EXCERPT:
****

OpenAI wants enterprise software's customers and all its top talent

Source Cryptopolitan

Senior executives are walking out the door at some of the biggest names in enterprise software, heading straight to the AI companies that are already hammering their former employers’ stock prices. The double blow of collapsing valuations and a leadership drain has left the sector in a position few saw coming just a year ago.

OpenAI and Anthropic have recently recruited top talent from Salesforce, Snowflake, and Datadog, offering large pay packages and the chance to carry their existing business relationships into a new role. Salesforce and OpenAI did not respond to requests for comment.

Denise Dresser was one of the most prominent hires. He was the CEO of Slack under Salesforce and has since taken the chief revenue officer job at OpenAI. Jennifer Majlessi, another Salesforce veteran, recently announced on LinkedIn that she was joining OpenAI as head of go-to-market.

“What makes this opportunity especially meaningful is my genuine belief in the product. I’ve seen how useful this technology can be in both work and life,” she wrote. Anthropic has also pulled talent from Salesforce, according to a person with knowledge of the hires.

Two separate sources told CNBC that OpenAI has also been quietly recruiting forward-deployed engineers from Palantir, a role considered among the most specialized in the industry, involving hands-on work helping clients overhaul their operations using software tools.

The new talent war is not about researchers anymore

The talent rush used to be about scientists. Labs competed for researchers with multimillion-dollar salaries and signing bonuses worth tens of millions. That battle has not gone away, but a new one has opened up.

As of January, upto 40% of OpenAI’s business is generated through enterprise clients. It will reach 50% by year’s end, as per Sarah Friar, CFO at the firm.

In November, OpenAI said it has over 1 million business customers around the world. It shows OpenAI is not just looking for people who can build AI, as the company already knows it more than most. But it still requires people who can attract the biggest companies in the world and who already have a foot in the door.

For the companies losing these executives, the timing could not be worse. The iShares Expanded Tech-Software ETF, which tracks the software sector, is down nearly 20% this year. AI fear is making investors pull out investments from traditional software names.

Stocks fell as OpenAI moved to replace, not just compete

It’s not only stock prices that are concerning. It’s how OpenAI has made moves that show it doesn’t want to work within the software industry; it aims to simply replace it.

In February, the company launched Frontier, a system made to create and run autonomous agents that can function across software, handle data and perform difficult business tasks without any need for a human supervisor. Another such name is an agent called Operator, which handles office work through different applications.

****

Items from a dataset
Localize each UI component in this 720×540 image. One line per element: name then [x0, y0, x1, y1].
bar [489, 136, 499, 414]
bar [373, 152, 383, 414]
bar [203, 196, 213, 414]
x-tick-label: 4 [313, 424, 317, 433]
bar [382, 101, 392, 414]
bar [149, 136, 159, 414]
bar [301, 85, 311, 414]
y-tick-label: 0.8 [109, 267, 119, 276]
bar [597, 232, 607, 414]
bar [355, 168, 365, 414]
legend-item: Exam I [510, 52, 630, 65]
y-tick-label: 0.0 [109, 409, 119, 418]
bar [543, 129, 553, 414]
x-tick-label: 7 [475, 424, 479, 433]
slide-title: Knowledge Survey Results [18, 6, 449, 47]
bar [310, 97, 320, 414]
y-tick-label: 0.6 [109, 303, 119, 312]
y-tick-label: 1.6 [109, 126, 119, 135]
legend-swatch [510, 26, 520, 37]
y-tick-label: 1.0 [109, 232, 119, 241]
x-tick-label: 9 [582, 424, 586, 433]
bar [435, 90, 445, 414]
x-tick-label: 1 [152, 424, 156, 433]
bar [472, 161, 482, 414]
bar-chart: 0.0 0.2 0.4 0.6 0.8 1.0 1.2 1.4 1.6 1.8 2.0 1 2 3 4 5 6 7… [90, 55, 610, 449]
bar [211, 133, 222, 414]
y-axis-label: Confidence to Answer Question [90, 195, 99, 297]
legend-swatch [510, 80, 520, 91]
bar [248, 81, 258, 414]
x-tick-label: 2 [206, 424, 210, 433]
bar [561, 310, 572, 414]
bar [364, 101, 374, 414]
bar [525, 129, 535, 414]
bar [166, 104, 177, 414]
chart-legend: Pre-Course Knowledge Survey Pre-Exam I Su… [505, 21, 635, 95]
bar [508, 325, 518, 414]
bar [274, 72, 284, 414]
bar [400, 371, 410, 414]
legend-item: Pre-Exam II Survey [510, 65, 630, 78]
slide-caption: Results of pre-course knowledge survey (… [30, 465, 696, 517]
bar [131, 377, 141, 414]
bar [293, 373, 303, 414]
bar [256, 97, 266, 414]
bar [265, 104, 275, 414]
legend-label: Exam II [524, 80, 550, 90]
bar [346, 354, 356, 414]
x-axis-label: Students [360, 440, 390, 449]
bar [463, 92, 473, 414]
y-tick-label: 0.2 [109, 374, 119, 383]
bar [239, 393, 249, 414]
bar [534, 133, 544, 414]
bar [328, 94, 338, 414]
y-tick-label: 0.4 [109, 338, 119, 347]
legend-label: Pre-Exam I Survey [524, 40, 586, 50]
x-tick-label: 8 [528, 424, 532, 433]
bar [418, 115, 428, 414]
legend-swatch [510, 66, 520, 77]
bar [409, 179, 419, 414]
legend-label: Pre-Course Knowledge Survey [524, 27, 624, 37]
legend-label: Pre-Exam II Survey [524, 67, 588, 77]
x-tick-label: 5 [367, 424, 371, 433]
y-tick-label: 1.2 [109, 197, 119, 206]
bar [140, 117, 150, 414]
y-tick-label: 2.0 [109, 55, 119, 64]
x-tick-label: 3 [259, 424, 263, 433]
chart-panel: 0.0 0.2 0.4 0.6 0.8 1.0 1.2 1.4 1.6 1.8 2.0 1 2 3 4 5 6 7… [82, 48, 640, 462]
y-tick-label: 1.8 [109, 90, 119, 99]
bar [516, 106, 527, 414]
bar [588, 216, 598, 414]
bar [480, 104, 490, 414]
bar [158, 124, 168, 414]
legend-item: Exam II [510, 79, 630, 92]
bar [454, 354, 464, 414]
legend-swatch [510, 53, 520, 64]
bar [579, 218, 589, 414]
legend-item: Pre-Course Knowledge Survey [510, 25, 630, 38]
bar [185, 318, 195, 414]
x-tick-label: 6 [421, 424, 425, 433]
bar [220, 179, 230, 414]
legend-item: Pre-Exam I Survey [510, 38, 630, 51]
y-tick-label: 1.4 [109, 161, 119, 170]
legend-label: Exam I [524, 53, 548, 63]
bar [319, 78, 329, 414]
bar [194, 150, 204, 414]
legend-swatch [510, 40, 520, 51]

****

TASKS AND EXERCISES:
a) Reproduce the passage of the article on OpenAI's hiring starting at "OpenAI and Anthropic" and ending at "head of go-to-market.".
b) Summarize the article on OpenAI's hiring in two sentences.
c) According to the article on OpenAI's hiring, how many business customers did OpenAI say it had in November?

ANSWERS PROVIDED:
a)
OpenAI and Anthropic have recently recruited top talent from Salesforce, Snowflake, and Datadog, offering large pay packages and the chance to carry their existing business relationships into a new role. Salesforce and OpenAI did not respond to requests for comment.

Denise Dresser was one of the most prominent hires. He was the CEO of Slack under Salesforce and has since taken the chief revenue officer job at OpenAI. Jennifer Majlessi, another Salesforce veteran, recently announced on LinkedIn that she was joining OpenAI as head of go-to-market.

b) OpenAI and Anthropic have been recruiting senior executives from enterprise software companies such as Salesforce, Snowflake and Datadog, offering large pay packages and the chance to bring existing business relationships along. The hiring comes as enterprise clients make up a growing share of OpenAI's business, while software stocks have fallen on investor fears about AI and OpenAI has launched products such as Frontier and Operator that aim to replace traditional software.

c) Over 1 million business customers around the world.